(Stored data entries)
— start —
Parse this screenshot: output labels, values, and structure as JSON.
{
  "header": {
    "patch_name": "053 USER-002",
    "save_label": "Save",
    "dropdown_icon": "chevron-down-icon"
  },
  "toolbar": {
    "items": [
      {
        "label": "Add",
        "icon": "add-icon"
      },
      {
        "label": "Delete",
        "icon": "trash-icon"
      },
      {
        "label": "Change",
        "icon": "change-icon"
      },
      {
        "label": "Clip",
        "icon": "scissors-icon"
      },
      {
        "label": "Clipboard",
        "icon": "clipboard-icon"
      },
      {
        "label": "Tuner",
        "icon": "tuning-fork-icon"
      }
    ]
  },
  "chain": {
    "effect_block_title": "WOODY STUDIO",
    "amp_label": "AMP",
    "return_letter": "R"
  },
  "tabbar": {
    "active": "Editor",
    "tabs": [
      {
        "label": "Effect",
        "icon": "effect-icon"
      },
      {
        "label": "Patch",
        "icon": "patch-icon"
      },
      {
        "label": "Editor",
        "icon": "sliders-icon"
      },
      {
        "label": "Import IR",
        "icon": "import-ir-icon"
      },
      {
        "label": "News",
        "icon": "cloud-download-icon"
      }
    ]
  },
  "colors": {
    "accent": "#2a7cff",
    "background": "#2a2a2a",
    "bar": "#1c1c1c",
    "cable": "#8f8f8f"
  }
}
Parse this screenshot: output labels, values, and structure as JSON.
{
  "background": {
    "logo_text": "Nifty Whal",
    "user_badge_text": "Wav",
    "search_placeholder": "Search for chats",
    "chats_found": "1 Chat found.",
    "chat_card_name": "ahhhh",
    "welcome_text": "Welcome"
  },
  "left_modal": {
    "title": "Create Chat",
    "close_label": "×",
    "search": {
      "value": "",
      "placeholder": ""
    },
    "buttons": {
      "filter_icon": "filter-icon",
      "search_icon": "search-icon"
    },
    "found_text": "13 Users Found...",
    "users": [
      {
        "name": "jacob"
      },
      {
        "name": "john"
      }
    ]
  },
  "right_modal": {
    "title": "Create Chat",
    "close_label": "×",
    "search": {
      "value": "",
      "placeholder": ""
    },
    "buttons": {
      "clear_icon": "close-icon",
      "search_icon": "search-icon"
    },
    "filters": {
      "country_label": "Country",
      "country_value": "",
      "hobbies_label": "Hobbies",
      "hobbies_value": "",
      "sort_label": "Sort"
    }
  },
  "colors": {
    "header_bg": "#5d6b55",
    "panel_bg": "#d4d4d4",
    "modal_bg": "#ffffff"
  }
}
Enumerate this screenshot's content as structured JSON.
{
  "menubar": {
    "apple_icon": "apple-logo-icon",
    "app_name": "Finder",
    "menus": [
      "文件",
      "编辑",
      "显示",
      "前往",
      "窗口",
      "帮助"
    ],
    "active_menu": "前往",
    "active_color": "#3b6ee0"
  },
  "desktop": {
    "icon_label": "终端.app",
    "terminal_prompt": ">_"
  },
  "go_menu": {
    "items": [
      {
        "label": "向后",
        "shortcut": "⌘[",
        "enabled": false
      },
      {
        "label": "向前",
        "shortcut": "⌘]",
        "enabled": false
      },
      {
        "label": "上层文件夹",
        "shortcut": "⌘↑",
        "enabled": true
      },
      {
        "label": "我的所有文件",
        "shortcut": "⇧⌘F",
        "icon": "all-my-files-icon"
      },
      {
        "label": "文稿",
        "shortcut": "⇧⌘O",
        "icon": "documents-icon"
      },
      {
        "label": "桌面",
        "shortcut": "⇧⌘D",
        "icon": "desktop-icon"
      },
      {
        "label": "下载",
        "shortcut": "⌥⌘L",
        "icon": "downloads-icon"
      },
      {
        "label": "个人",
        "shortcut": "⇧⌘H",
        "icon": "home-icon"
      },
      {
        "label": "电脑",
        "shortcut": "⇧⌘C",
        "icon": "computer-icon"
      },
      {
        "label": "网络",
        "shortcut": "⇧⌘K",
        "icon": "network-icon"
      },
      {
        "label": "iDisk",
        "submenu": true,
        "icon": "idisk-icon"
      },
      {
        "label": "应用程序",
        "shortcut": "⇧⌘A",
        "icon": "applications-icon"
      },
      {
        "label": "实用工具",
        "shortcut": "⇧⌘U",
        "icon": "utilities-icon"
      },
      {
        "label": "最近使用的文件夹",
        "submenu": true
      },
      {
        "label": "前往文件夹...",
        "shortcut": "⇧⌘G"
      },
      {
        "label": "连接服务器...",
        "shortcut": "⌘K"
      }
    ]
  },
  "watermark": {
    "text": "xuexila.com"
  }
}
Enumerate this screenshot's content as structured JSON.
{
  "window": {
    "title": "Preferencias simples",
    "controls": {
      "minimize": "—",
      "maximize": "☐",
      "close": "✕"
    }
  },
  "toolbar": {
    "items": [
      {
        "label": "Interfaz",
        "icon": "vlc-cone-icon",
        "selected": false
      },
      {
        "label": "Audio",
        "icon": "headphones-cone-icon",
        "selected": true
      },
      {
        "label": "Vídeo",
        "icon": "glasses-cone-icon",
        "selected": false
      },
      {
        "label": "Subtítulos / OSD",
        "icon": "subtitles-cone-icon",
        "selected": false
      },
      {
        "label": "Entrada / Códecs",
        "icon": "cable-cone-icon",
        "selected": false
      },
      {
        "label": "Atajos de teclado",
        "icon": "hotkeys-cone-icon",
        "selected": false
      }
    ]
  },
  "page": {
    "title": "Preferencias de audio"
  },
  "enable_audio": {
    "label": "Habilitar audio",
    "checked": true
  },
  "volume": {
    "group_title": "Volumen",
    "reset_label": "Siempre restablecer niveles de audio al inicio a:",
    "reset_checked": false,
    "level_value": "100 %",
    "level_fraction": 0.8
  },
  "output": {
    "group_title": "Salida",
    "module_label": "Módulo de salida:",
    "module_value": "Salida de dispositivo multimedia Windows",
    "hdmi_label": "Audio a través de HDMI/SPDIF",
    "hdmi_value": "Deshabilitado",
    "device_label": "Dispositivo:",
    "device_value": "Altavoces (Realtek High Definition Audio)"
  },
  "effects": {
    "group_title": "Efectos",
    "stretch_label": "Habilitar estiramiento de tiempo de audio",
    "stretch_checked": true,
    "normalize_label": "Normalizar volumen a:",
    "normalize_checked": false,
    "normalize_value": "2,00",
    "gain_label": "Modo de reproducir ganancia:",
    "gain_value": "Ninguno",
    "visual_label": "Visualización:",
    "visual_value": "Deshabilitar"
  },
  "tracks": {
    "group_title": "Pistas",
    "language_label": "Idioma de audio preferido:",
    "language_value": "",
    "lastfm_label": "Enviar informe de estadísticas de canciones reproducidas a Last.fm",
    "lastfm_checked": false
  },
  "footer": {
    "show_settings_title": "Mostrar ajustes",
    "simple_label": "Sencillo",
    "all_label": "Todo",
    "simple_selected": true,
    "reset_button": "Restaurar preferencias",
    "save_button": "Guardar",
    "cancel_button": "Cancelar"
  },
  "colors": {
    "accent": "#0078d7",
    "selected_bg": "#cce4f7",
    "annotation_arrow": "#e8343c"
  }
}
— end —
> [THE PROBLEM]:
Print the material verbatim, all of it.

> [SOLUTION FOR THIS TASK]:
Parse this screenshot: output labels, values, and structure as JSON.
{
  "header": {
    "patch_name": "053 USER-002",
    "save_label": "Save",
    "dropdown_icon": "chevron-down-icon"
  },
  "toolbar": {
    "items": [
      {
        "label": "Add",
        "icon": "add-icon"
      },
      {
        "label": "Delete",
        "icon": "trash-icon"
      },
      {
        "label": "Change",
        "icon": "change-icon"
      },
      {
        "label": "Clip",
        "icon": "scissors-icon"
      },
      {
        "label": "Clipboard",
        "icon": "clipboard-icon"
      },
      {
        "label": "Tuner",
        "icon": "tuning-fork-icon"
      }
    ]
  },
  "chain": {
    "effect_block_title": "WOODY STUDIO",
    "amp_label": "AMP",
    "return_letter": "R"
  },
  "tabbar": {
    "active": "Editor",
    "tabs": [
      {
        "label": "Effect",
        "icon": "effect-icon"
      },
      {
        "label": "Patch",
        "icon": "patch-icon"
      },
      {
        "label": "Editor",
        "icon": "sliders-icon"
      },
      {
        "label": "Import IR",
        "icon": "import-ir-icon"
      },
      {
        "label": "News",
        "icon": "cloud-download-icon"
      }
    ]
  },
  "colors": {
    "accent": "#2a7cff",
    "background": "#2a2a2a",
    "bar": "#1c1c1c",
    "cable": "#8f8f8f"
  }
}
Parse this screenshot: output labels, values, and structure as JSON.
{
  "background": {
    "logo_text": "Nifty Whal",
    "user_badge_text": "Wav",
    "search_placeholder": "Search for chats",
    "chats_found": "1 Chat found.",
    "chat_card_name": "ahhhh",
    "welcome_text": "Welcome"
  },
  "left_modal": {
    "title": "Create Chat",
    "close_label": "×",
    "search": {
      "value": "",
      "placeholder": ""
    },
    "buttons": {
      "filter_icon": "filter-icon",
      "search_icon": "search-icon"
    },
    "found_text": "13 Users Found...",
    "users": [
      {
        "name": "jacob"
      },
      {
        "name": "john"
      }
    ]
  },
  "right_modal": {
    "title": "Create Chat",
    "close_label": "×",
    "search": {
      "value": "",
      "placeholder": ""
    },
    "buttons": {
      "clear_icon": "close-icon",
      "search_icon": "search-icon"
    },
    "filters": {
      "country_label": "Country",
      "country_value": "",
      "hobbies_label": "Hobbies",
      "hobbies_value": "",
      "sort_label": "Sort"
    }
  },
  "colors": {
    "header_bg": "#5d6b55",
    "panel_bg": "#d4d4d4",
    "modal_bg": "#ffffff"
  }
}
Enumerate this screenshot's content as structured JSON.
{
  "menubar": {
    "apple_icon": "apple-logo-icon",
    "app_name": "Finder",
    "menus": [
      "文件",
      "编辑",
      "显示",
      "前往",
      "窗口",
      "帮助"
    ],
    "active_menu": "前往",
    "active_color": "#3b6ee0"
  },
  "desktop": {
    "icon_label": "终端.app",
    "terminal_prompt": ">_"
  },
  "go_menu": {
    "items": [
      {
        "label": "向后",
        "shortcut": "⌘[",
        "enabled": false
      },
      {
        "label": "向前",
        "shortcut": "⌘]",
        "enabled": false
      },
      {
        "label": "上层文件夹",
        "shortcut": "⌘↑",
        "enabled": true
      },
      {
        "label": "我的所有文件",
        "shortcut": "⇧⌘F",
        "icon": "all-my-files-icon"
      },
      {
        "label": "文稿",
        "shortcut": "⇧⌘O",
        "icon": "documents-icon"
      },
      {
        "label": "桌面",
        "shortcut": "⇧⌘D",
        "icon": "desktop-icon"
      },
      {
        "label": "下载",
        "shortcut": "⌥⌘L",
        "icon": "downloads-icon"
      },
      {
        "label": "个人",
        "shortcut": "⇧⌘H",
        "icon": "home-icon"
      },
      {
        "label": "电脑",
        "shortcut": "⇧⌘C",
        "icon": "computer-icon"
      },
      {
        "label": "网络",
        "shortcut": "⇧⌘K",
        "icon": "network-icon"
      },
      {
        "label": "iDisk",
        "submenu": true,
        "icon": "idisk-icon"
      },
      {
        "label": "应用程序",
        "shortcut": "⇧⌘A",
        "icon": "applications-icon"
      },
      {
        "label": "实用工具",
        "shortcut": "⇧⌘U",
        "icon": "utilities-icon"
      },
      {
        "label": "最近使用的文件夹",
        "submenu": true
      },
      {
        "label": "前往文件夹...",
        "shortcut": "⇧⌘G"
      },
      {
        "label": "连接服务器...",
        "shortcut": "⌘K"
      }
    ]
  },
  "watermark": {
    "text": "xuexila.com"
  }
}
Enumerate this screenshot's content as structured JSON.
{
  "window": {
    "title": "Preferencias simples",
    "controls": {
      "minimize": "—",
      "maximize": "☐",
      "close": "✕"
    }
  },
  "toolbar": {
    "items": [
      {
        "label": "Interfaz",
        "icon": "vlc-cone-icon",
        "selected": false
      },
      {
        "label": "Audio",
        "icon": "headphones-cone-icon",
        "selected": true
      },
      {
        "label": "Vídeo",
        "icon": "glasses-cone-icon",
        "selected": false
      },
      {
        "label": "Subtítulos / OSD",
        "icon": "subtitles-cone-icon",
        "selected": false
      },
      {
        "label": "Entrada / Códecs",
        "icon": "cable-cone-icon",
        "selected": false
      },
      {
        "label": "Atajos de teclado",
        "icon": "hotkeys-cone-icon",
        "selected": false
      }
    ]
  },
  "page": {
    "title": "Preferencias de audio"
  },
  "enable_audio": {
    "label": "Habilitar audio",
    "checked": true
  },
  "volume": {
    "group_title": "Volumen",
    "reset_label": "Siempre restablecer niveles de audio al inicio a:",
    "reset_checked": false,
    "level_value": "100 %",
    "level_fraction": 0.8
  },
  "output": {
    "group_title": "Salida",
    "module_label": "Módulo de salida:",
    "module_value": "Salida de dispositivo multimedia Windows",
    "hdmi_label": "Audio a través de HDMI/SPDIF",
    "hdmi_value": "Deshabilitado",
    "device_label": "Dispositivo:",
    "device_value": "Altavoces (Realtek High Definition Audio)"
  },
  "effects": {
    "group_title": "Efectos",
    "stretch_label": "Habilitar estiramiento de tiempo de audio",
    "stretch_checked": true,
    "normalize_label": "Normalizar volumen a:",
    "normalize_checked": false,
    "normalize_value": "2,00",
    "gain_label": "Modo de reproducir ganancia:",
    "gain_value": "Ninguno",
    "visual_label": "Visualización:",
    "visual_value": "Deshabilitar"
  },
  "tracks": {
    "group_title": "Pistas",
    "language_label": "Idioma de audio preferido:",
    "language_value": "",
    "lastfm_label": "Enviar informe de estadísticas de canciones reproducidas a Last.fm",
    "lastfm_checked": false
  },
  "footer": {
    "show_settings_title": "Mostrar ajustes",
    "simple_label": "Sencillo",
    "all_label": "Todo",
    "simple_selected": true,
    "reset_button": "Restaurar preferencias",
    "save_button": "Guardar",
    "cancel_button": "Cancelar"
  },
  "colors": {
    "accent": "#0078d7",
    "selected_bg": "#cce4f7",
    "annotation_arrow": "#e8343c"
  }
}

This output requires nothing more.